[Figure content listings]
+ + + + +
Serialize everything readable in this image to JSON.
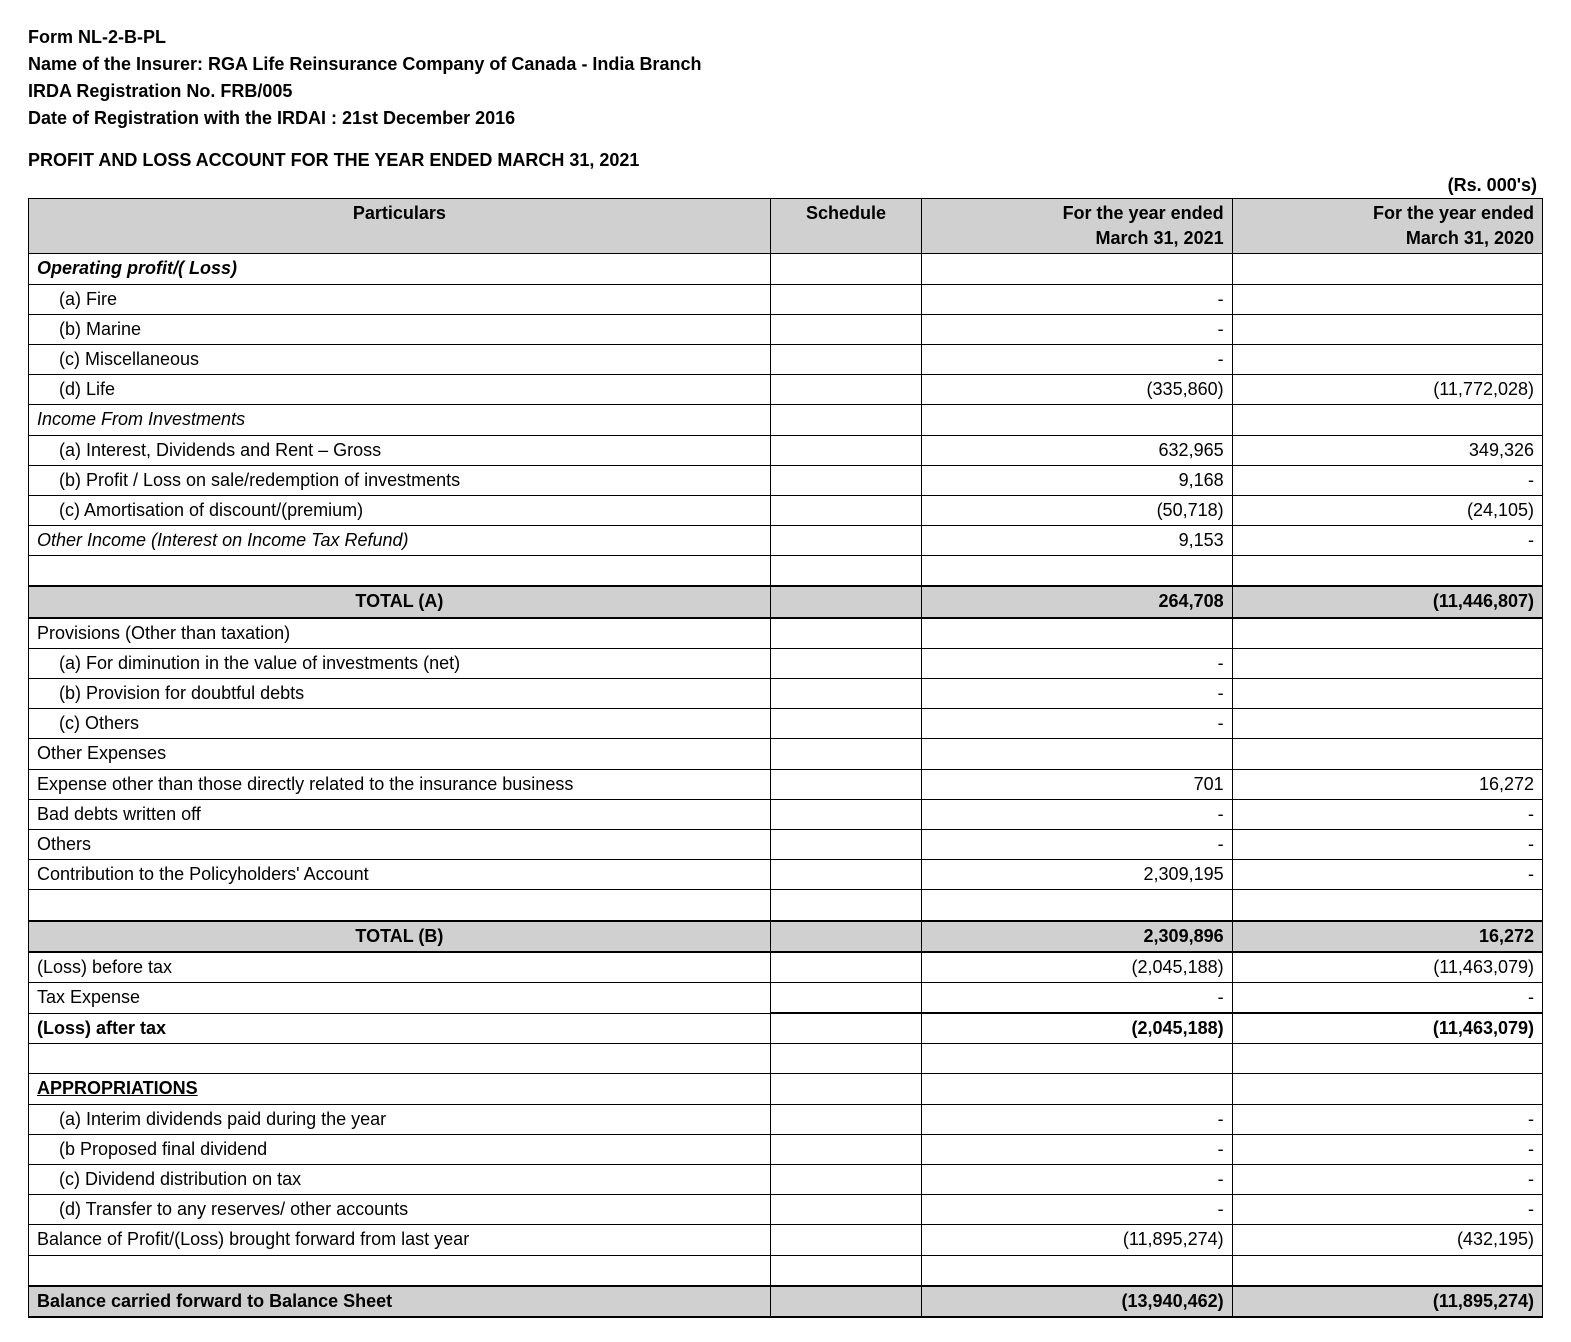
{
  "header": {
    "form": "Form NL-2-B-PL",
    "insurer": "Name of the Insurer: RGA Life Reinsurance Company of Canada - India Branch",
    "reg_no": "IRDA Registration No.  FRB/005",
    "reg_date": "Date of Registration with the IRDAI : 21st December 2016",
    "title": "PROFIT AND LOSS ACCOUNT FOR THE YEAR ENDED MARCH 31, 2021",
    "unit": "(Rs. 000's)"
  },
  "columns": {
    "particulars": "Particulars",
    "schedule": "Schedule",
    "yr1_a": "For the year ended",
    "yr1_b": "March 31, 2021",
    "yr2_a": "For the year ended",
    "yr2_b": "March 31, 2020"
  },
  "rows": {
    "op_profit": "Operating profit/( Loss)",
    "fire": "(a) Fire",
    "marine": "(b) Marine",
    "misc": "(c) Miscellaneous",
    "life": "(d) Life",
    "life_v1": "(335,860)",
    "life_v2": "(11,772,028)",
    "inv_income": "Income From Investments",
    "int_div": "(a) Interest, Dividends and Rent – Gross",
    "int_div_v1": "632,965",
    "int_div_v2": "349,326",
    "pl_sale": "(b) Profit / Loss on sale/redemption of investments",
    "pl_sale_v1": "9,168",
    "amort": "(c) Amortisation of discount/(premium)",
    "amort_v1": "(50,718)",
    "amort_v2": "(24,105)",
    "other_income": "Other Income (Interest on Income Tax Refund)",
    "other_income_v1": "9,153",
    "total_a": "TOTAL (A)",
    "total_a_v1": "264,708",
    "total_a_v2": "(11,446,807)",
    "provisions": "Provisions (Other than taxation)",
    "dimin": "(a) For diminution in the value of investments (net)",
    "doubtful": "(b) Provision for doubtful debts",
    "others_prov": "(c) Others",
    "other_exp": "Other Expenses",
    "exp_other": "Expense other than those directly related to the insurance business",
    "exp_other_v1": "701",
    "exp_other_v2": "16,272",
    "bad_debts": "Bad debts written off",
    "others_exp": "Others",
    "contrib": "Contribution to the Policyholders' Account",
    "contrib_v1": "2,309,195",
    "total_b": "TOTAL (B)",
    "total_b_v1": "2,309,896",
    "total_b_v2": "16,272",
    "loss_before": "(Loss) before tax",
    "loss_before_v1": "(2,045,188)",
    "loss_before_v2": "(11,463,079)",
    "tax_exp": "Tax Expense",
    "loss_after": "(Loss) after tax",
    "loss_after_v1": "(2,045,188)",
    "loss_after_v2": "(11,463,079)",
    "appropriations": "APPROPRIATIONS",
    "interim": "(a) Interim dividends paid during the year",
    "proposed": "(b Proposed final dividend",
    "div_tax": "(c) Dividend distribution on tax",
    "transfer": "(d) Transfer to any reserves/ other accounts",
    "bal_fwd": "Balance of Profit/(Loss) brought forward from last year",
    "bal_fwd_v1": "(11,895,274)",
    "bal_fwd_v2": "(432,195)",
    "bal_carried": "Balance carried forward to Balance Sheet",
    "bal_carried_v1": "(13,940,462)",
    "bal_carried_v2": "(11,895,274)",
    "dash": "-"
  }
}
+ + + + +
Goal ->
Transcribe the records above exactly, leaving out every picture.

Exercise solution ->
Serialize everything readable in this image to JSON.
{
  "header": {
    "form": "Form NL-2-B-PL",
    "insurer": "Name of the Insurer: RGA Life Reinsurance Company of Canada - India Branch",
    "reg_no": "IRDA Registration No.  FRB/005",
    "reg_date": "Date of Registration with the IRDAI : 21st December 2016",
    "title": "PROFIT AND LOSS ACCOUNT FOR THE YEAR ENDED MARCH 31, 2021",
    "unit": "(Rs. 000's)"
  },
  "columns": {
    "particulars": "Particulars",
    "schedule": "Schedule",
    "yr1_a": "For the year ended",
    "yr1_b": "March 31, 2021",
    "yr2_a": "For the year ended",
    "yr2_b": "March 31, 2020"
  },
  "rows": {
    "op_profit": "Operating profit/( Loss)",
    "fire": "(a) Fire",
    "marine": "(b) Marine",
    "misc": "(c) Miscellaneous",
    "life": "(d) Life",
    "life_v1": "(335,860)",
    "life_v2": "(11,772,028)",
    "inv_income": "Income From Investments",
    "int_div": "(a) Interest, Dividends and Rent – Gross",
    "int_div_v1": "632,965",
    "int_div_v2": "349,326",
    "pl_sale": "(b) Profit / Loss on sale/redemption of investments",
    "pl_sale_v1": "9,168",
    "amort": "(c) Amortisation of discount/(premium)",
    "amort_v1": "(50,718)",
    "amort_v2": "(24,105)",
    "other_income": "Other Income (Interest on Income Tax Refund)",
    "other_income_v1": "9,153",
    "total_a": "TOTAL (A)",
    "total_a_v1": "264,708",
    "total_a_v2": "(11,446,807)",
    "provisions": "Provisions (Other than taxation)",
    "dimin": "(a) For diminution in the value of investments (net)",
    "doubtful": "(b) Provision for doubtful debts",
    "others_prov": "(c) Others",
    "other_exp": "Other Expenses",
    "exp_other": "Expense other than those directly related to the insurance business",
    "exp_other_v1": "701",
    "exp_other_v2": "16,272",
    "bad_debts": "Bad debts written off",
    "others_exp": "Others",
    "contrib": "Contribution to the Policyholders' Account",
    "contrib_v1": "2,309,195",
    "total_b": "TOTAL (B)",
    "total_b_v1": "2,309,896",
    "total_b_v2": "16,272",
    "loss_before": "(Loss) before tax",
    "loss_before_v1": "(2,045,188)",
    "loss_before_v2": "(11,463,079)",
    "tax_exp": "Tax Expense",
    "loss_after": "(Loss) after tax",
    "loss_after_v1": "(2,045,188)",
    "loss_after_v2": "(11,463,079)",
    "appropriations": "APPROPRIATIONS",
    "interim": "(a) Interim dividends paid during the year",
    "proposed": "(b Proposed final dividend",
    "div_tax": "(c) Dividend distribution on tax",
    "transfer": "(d) Transfer to any reserves/ other accounts",
    "bal_fwd": "Balance of Profit/(Loss) brought forward from last year",
    "bal_fwd_v1": "(11,895,274)",
    "bal_fwd_v2": "(432,195)",
    "bal_carried": "Balance carried forward to Balance Sheet",
    "bal_carried_v1": "(13,940,462)",
    "bal_carried_v2": "(11,895,274)",
    "dash": "-"
  }
}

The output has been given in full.